= Problem details =
State the number of lines with the string "title" in them, and nothing else.

= Input =
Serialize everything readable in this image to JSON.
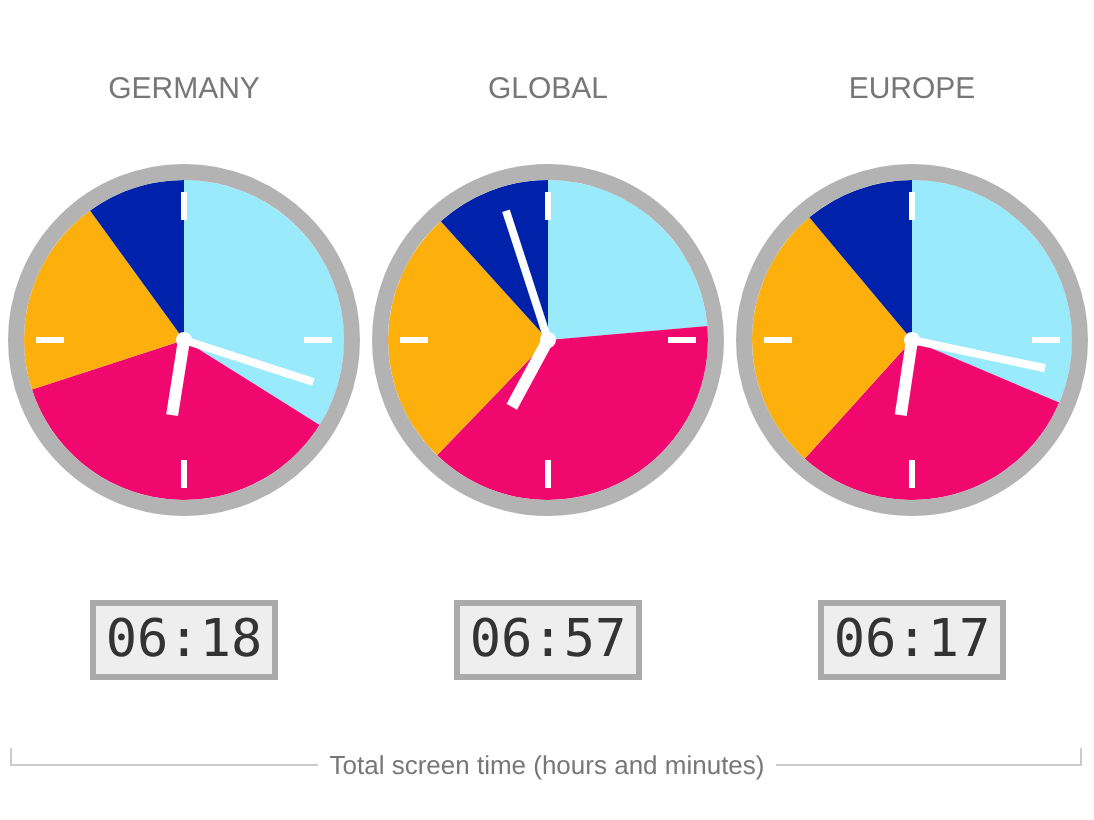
{
  "chart_data": [
    {
      "type": "pie",
      "title": "GERMANY",
      "categories": [
        null,
        null,
        null,
        null
      ],
      "values": [
        33.9,
        36.1,
        20.0,
        10.0
      ],
      "colors": [
        "#99ebfb",
        "#f0086e",
        "#fdb00b",
        "#0022aa"
      ],
      "annotations": [
        "06:18"
      ]
    },
    {
      "type": "pie",
      "title": "GLOBAL",
      "categories": [
        null,
        null,
        null,
        null
      ],
      "values": [
        23.6,
        38.6,
        26.1,
        11.7
      ],
      "colors": [
        "#99ebfb",
        "#f0086e",
        "#fdb00b",
        "#0022aa"
      ],
      "annotations": [
        "06:57",
        "Total screen time (hours and minutes)"
      ]
    },
    {
      "type": "pie",
      "title": "EUROPE",
      "categories": [
        null,
        null,
        null,
        null
      ],
      "values": [
        31.4,
        30.3,
        27.2,
        11.1
      ],
      "colors": [
        "#99ebfb",
        "#f0086e",
        "#fdb00b",
        "#0022aa"
      ],
      "annotations": [
        "06:17"
      ]
    }
  ]
}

= Result =
3